» **Given task**
Scan the entries below and extract each line with the word "Henry" in it.

» **Records supplied**
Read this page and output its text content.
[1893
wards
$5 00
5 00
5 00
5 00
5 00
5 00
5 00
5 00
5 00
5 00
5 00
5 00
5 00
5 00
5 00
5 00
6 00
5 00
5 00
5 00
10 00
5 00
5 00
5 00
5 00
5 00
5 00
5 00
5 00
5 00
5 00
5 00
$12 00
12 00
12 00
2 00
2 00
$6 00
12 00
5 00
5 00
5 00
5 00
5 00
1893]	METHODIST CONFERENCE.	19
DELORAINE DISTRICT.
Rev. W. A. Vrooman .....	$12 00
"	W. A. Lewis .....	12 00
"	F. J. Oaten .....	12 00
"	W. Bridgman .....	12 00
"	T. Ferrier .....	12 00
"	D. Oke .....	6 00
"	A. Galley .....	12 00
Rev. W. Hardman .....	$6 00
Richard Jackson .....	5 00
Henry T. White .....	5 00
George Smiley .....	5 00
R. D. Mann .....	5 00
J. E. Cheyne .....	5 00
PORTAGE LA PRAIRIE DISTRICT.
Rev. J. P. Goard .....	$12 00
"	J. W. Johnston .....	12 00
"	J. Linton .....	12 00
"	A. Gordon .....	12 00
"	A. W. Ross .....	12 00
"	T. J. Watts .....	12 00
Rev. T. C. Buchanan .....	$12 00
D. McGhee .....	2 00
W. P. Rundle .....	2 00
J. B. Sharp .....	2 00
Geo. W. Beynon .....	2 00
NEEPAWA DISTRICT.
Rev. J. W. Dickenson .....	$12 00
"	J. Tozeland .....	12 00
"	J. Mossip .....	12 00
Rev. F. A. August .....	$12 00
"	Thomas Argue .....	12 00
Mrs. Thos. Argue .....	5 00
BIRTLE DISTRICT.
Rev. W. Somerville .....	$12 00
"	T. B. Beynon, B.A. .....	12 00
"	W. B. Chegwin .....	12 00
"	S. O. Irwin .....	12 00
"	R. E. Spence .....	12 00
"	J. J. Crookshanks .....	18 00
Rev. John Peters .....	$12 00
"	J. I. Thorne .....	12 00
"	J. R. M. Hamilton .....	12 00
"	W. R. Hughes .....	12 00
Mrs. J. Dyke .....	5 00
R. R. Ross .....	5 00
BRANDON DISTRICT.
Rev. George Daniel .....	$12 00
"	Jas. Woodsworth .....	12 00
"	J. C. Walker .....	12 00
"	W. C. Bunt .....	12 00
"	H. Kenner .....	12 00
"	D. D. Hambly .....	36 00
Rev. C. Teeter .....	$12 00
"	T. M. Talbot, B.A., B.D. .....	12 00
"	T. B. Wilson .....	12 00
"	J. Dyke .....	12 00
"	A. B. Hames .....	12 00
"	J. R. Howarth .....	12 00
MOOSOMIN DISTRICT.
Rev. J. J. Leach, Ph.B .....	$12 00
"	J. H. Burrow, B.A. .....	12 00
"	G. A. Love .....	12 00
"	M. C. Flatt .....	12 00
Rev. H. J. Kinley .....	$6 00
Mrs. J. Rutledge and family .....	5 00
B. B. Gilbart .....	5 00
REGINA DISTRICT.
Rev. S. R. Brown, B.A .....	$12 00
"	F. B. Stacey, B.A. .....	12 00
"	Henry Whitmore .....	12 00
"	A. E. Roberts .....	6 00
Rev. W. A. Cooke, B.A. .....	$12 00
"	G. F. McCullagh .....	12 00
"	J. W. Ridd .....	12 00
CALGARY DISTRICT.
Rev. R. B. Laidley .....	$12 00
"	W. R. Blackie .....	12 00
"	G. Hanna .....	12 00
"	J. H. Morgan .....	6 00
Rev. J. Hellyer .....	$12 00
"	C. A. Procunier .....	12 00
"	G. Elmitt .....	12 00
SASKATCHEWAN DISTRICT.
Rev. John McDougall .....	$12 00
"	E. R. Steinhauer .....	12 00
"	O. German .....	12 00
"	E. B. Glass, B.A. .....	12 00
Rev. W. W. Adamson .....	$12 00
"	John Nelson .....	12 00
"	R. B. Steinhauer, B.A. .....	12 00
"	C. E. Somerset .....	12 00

» **Solution to this exercise**
Henry T. White .....	5 00
"	Henry Whitmore .....	12 00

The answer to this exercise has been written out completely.